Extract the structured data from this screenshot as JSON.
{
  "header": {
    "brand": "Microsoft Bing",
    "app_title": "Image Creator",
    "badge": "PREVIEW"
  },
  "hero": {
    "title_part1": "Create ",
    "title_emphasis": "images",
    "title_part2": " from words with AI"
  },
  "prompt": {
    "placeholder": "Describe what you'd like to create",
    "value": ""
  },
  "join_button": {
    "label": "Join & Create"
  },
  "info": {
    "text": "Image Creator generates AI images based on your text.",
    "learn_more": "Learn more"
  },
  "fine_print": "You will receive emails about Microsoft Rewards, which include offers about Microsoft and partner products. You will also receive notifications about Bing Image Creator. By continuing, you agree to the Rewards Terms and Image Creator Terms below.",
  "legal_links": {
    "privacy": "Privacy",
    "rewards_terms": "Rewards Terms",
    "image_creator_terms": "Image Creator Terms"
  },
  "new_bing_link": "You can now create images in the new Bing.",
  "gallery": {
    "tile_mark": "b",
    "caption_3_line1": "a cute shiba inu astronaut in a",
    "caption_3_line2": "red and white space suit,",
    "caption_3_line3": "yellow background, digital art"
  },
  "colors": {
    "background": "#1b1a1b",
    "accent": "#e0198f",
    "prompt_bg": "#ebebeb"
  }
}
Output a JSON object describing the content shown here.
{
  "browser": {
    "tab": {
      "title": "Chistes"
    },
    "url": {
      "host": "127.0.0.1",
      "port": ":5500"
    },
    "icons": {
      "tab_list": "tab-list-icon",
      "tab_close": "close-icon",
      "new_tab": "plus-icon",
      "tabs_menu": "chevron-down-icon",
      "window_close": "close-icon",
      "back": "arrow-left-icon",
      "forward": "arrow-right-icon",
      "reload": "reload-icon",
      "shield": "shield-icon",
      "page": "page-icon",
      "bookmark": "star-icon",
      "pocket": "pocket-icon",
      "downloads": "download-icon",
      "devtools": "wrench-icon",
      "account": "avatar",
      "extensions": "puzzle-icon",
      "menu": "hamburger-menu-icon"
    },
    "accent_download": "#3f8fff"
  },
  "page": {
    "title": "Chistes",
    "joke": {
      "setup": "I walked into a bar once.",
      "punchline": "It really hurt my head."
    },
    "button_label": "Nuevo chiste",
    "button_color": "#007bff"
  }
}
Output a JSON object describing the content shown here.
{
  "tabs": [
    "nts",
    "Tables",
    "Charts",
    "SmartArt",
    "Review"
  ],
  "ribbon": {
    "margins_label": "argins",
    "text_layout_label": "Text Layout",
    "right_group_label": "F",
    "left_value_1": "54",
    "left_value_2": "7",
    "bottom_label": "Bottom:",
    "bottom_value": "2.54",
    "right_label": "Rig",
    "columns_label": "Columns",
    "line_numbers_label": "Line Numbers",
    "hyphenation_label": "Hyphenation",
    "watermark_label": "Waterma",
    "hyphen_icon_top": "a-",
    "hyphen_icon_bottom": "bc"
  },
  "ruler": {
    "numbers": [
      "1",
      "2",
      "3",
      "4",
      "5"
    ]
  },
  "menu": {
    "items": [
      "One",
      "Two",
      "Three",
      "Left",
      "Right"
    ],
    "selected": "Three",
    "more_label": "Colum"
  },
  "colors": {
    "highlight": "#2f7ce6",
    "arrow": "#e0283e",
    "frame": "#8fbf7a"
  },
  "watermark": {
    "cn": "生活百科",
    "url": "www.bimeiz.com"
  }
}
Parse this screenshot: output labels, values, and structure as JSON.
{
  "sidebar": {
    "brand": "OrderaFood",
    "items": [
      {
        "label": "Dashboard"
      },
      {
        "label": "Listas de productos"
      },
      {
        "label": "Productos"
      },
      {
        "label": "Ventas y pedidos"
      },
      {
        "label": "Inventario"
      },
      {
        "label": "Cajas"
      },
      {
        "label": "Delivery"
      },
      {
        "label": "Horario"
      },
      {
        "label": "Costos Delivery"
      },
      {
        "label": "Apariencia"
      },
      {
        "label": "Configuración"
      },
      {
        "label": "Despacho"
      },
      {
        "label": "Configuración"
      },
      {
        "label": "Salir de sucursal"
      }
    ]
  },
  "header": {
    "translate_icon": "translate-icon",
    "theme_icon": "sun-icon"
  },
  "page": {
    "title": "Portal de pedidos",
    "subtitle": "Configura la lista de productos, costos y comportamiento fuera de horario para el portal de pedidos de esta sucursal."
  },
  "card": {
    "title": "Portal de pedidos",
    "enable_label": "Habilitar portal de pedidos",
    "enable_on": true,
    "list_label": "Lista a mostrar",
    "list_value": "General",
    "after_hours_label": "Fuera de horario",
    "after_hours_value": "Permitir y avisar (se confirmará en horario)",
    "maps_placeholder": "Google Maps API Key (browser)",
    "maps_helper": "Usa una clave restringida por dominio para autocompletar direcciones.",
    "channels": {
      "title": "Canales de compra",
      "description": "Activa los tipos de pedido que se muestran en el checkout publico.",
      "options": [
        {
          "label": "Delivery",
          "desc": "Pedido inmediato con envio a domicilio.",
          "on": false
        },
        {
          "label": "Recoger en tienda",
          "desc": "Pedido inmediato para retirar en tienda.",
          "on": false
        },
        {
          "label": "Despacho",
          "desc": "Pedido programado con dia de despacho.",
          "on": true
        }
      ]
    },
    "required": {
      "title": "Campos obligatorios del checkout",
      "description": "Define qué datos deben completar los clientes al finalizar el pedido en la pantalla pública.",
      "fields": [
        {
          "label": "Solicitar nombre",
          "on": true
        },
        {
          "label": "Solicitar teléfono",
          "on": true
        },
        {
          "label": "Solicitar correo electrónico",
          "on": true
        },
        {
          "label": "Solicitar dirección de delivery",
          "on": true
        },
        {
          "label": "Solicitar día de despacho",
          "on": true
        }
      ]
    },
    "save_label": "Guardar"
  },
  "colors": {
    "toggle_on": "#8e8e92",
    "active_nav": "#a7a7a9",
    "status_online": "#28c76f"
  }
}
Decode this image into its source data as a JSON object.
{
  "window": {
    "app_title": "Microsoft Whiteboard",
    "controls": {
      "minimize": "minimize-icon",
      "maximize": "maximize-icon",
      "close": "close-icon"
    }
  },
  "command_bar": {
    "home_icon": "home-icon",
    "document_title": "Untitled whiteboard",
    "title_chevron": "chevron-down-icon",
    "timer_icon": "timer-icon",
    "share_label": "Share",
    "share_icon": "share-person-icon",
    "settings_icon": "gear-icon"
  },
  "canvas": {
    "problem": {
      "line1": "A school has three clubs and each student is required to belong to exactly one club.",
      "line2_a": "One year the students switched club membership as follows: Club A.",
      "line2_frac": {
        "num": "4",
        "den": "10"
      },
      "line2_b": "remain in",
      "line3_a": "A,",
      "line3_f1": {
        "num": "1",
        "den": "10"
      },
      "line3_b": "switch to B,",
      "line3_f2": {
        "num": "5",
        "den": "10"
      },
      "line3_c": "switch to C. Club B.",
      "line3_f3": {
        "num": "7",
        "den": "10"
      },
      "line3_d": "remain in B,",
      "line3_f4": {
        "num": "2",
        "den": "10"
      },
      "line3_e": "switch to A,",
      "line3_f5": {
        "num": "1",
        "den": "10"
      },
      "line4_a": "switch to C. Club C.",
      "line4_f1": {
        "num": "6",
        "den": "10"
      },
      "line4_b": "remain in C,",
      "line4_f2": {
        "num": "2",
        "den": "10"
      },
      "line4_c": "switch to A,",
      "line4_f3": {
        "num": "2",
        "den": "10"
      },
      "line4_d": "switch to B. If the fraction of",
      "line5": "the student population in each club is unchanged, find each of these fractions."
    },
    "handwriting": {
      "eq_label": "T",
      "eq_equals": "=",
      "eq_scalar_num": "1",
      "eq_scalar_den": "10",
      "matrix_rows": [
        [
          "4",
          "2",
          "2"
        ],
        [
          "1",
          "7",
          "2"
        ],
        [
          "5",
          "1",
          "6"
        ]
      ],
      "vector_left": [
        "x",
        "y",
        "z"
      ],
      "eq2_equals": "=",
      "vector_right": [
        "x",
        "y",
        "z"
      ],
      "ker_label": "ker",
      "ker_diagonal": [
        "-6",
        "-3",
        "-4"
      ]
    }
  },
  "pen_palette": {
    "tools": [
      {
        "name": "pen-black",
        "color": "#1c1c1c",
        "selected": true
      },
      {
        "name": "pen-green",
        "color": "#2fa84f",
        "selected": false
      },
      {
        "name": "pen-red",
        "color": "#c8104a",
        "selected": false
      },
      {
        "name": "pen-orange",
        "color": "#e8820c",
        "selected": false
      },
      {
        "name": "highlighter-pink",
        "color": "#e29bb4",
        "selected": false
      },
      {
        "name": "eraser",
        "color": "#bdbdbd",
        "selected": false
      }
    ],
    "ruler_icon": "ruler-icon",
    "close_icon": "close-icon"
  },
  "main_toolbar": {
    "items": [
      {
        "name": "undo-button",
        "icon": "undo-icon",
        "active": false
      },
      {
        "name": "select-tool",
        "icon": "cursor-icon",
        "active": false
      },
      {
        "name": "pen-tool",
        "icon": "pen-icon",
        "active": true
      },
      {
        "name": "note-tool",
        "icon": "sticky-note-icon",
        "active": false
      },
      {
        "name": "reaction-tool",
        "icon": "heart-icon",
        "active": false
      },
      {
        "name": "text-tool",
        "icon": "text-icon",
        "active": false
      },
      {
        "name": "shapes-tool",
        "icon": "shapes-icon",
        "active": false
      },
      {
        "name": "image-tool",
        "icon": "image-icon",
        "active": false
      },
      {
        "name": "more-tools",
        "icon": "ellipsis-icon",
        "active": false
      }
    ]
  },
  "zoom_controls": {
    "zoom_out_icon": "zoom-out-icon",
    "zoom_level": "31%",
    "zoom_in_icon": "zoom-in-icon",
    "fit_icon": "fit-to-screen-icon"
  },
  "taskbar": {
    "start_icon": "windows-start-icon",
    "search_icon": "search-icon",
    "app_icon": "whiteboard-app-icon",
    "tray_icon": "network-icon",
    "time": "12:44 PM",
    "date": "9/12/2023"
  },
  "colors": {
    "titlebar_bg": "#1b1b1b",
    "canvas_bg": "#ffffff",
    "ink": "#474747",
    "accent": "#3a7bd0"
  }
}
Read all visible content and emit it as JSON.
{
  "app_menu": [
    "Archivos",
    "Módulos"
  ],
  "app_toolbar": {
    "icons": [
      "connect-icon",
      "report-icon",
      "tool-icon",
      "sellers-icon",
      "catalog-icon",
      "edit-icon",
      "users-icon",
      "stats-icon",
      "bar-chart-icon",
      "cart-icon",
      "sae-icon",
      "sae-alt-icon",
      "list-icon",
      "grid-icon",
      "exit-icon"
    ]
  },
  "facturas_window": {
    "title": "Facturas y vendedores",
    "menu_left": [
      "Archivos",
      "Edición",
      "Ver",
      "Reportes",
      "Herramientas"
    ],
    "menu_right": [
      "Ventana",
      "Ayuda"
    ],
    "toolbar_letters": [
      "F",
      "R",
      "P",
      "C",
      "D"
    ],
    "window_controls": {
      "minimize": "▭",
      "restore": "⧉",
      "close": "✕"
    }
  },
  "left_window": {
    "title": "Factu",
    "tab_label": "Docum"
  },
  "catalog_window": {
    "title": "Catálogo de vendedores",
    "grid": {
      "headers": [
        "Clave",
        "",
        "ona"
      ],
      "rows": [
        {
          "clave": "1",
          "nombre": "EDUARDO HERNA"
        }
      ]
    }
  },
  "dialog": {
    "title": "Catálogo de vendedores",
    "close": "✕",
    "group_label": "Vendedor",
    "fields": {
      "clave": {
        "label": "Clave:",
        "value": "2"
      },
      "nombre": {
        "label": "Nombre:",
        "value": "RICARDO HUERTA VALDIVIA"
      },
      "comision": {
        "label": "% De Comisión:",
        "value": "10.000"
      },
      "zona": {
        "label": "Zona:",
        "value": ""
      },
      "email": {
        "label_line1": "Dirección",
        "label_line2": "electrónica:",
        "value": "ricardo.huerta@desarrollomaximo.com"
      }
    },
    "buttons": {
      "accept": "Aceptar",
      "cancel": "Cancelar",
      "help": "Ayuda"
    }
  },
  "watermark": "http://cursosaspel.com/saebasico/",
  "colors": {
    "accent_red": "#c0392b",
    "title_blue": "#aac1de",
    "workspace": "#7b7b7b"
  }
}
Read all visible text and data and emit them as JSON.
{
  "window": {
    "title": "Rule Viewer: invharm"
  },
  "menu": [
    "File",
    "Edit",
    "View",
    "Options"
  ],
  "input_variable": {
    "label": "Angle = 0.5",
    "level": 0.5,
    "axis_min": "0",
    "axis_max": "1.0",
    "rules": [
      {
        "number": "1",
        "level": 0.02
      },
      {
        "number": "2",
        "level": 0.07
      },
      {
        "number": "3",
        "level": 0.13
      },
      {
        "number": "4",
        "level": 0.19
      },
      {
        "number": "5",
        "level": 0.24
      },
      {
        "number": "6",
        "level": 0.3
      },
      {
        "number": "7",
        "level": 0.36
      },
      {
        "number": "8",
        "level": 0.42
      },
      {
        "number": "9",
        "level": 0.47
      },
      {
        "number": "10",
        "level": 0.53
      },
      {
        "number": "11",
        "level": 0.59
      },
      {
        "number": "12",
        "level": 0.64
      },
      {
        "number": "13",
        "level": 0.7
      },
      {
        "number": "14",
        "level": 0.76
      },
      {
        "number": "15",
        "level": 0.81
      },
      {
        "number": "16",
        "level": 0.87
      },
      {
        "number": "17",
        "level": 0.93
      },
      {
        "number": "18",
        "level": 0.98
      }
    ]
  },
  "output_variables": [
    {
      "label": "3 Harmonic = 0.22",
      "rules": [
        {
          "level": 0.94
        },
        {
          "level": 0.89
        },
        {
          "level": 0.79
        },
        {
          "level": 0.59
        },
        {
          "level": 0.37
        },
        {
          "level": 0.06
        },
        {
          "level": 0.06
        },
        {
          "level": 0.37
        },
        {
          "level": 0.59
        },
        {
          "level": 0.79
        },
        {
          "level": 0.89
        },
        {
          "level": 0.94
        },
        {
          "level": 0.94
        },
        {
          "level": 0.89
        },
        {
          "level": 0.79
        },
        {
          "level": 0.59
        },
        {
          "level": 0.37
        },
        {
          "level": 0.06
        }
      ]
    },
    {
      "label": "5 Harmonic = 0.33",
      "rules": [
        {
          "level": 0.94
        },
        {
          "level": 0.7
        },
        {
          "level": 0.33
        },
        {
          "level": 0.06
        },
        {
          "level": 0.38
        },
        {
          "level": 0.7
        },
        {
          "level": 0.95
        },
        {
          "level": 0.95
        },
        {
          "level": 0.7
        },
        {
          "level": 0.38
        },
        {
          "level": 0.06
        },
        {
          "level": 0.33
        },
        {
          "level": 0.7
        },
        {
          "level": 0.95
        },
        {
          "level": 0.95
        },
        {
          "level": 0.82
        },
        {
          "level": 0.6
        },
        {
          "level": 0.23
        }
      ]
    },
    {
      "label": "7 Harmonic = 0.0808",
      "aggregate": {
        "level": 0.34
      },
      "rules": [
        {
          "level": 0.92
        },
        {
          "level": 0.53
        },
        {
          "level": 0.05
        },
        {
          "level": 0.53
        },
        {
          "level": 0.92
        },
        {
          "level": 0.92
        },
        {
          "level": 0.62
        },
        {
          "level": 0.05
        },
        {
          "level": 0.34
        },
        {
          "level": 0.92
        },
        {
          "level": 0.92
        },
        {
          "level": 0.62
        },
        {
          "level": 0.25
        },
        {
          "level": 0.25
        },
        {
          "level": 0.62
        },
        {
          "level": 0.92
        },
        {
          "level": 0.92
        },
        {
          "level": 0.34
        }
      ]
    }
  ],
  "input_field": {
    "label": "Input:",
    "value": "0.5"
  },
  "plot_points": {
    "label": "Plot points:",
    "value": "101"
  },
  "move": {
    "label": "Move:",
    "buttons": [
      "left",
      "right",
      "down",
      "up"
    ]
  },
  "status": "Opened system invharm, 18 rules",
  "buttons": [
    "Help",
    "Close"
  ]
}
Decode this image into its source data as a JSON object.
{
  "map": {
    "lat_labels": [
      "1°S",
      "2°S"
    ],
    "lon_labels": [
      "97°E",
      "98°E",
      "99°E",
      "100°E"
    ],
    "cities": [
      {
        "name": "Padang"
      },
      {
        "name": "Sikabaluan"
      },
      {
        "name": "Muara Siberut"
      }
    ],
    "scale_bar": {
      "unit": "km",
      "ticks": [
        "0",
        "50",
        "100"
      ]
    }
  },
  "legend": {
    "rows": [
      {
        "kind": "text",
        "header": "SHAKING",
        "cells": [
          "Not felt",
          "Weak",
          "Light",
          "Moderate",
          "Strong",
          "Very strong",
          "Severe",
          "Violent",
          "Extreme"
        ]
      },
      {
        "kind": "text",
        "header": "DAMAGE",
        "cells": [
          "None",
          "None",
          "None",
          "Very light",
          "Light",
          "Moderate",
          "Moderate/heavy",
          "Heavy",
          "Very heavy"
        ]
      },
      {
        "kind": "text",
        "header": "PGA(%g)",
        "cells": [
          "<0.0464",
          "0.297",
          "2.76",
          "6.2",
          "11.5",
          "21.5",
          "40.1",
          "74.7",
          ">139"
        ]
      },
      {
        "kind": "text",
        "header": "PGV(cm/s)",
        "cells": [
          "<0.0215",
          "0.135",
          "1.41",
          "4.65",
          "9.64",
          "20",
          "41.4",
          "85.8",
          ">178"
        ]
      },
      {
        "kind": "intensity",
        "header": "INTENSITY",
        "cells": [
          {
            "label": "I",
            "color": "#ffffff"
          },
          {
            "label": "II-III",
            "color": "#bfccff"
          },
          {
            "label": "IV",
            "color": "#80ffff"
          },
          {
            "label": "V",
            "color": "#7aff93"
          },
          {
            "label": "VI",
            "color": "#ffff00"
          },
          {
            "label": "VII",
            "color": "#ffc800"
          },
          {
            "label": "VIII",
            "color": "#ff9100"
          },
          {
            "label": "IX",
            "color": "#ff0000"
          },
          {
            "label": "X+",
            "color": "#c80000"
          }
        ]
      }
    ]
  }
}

▬▬▬▬▬▬

§ **What the task asks**
Filter the entries down to the lines with the word "sucursal" in them.

§ **Solved exercise**
        "label": "Salir de sucursal"
    "subtitle": "Configura la lista de productos, costos y comportamiento fuera de horario para el portal de pedidos de esta sucursal."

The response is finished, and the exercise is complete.